#### Available data:
"""

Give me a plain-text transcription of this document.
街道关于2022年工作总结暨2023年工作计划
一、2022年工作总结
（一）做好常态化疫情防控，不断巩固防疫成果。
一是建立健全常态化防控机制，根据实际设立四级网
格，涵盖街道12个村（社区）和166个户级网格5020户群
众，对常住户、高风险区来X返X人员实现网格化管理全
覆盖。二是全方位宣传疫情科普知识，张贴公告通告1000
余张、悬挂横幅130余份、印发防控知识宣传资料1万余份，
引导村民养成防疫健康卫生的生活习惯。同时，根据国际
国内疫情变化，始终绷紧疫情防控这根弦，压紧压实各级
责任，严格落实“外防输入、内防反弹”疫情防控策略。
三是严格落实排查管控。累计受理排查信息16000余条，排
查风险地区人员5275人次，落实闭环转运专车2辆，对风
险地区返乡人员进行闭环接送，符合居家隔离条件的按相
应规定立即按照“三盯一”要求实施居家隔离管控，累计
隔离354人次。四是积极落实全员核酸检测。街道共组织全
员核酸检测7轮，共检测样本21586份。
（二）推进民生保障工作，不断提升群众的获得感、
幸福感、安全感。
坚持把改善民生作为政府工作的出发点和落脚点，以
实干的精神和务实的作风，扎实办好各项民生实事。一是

"""

#### What the task requires:
Extract all of the data above and output it character for character.

#### Answer below:
Give me a plain-text transcription of this document.
街道关于2022年工作总结暨2023年工作计划
一、2022年工作总结
（一）做好常态化疫情防控，不断巩固防疫成果。
一是建立健全常态化防控机制，根据实际设立四级网
格，涵盖街道12个村（社区）和166个户级网格5020户群
众，对常住户、高风险区来X返X人员实现网格化管理全
覆盖。二是全方位宣传疫情科普知识，张贴公告通告1000
余张、悬挂横幅130余份、印发防控知识宣传资料1万余份，
引导村民养成防疫健康卫生的生活习惯。同时，根据国际
国内疫情变化，始终绷紧疫情防控这根弦，压紧压实各级
责任，严格落实“外防输入、内防反弹”疫情防控策略。
三是严格落实排查管控。累计受理排查信息16000余条，排
查风险地区人员5275人次，落实闭环转运专车2辆，对风
险地区返乡人员进行闭环接送，符合居家隔离条件的按相
应规定立即按照“三盯一”要求实施居家隔离管控，累计
隔离354人次。四是积极落实全员核酸检测。街道共组织全
员核酸检测7轮，共检测样本21586份。
（二）推进民生保障工作，不断提升群众的获得感、
幸福感、安全感。
坚持把改善民生作为政府工作的出发点和落脚点，以
实干的精神和务实的作风，扎实办好各项民生实事。一是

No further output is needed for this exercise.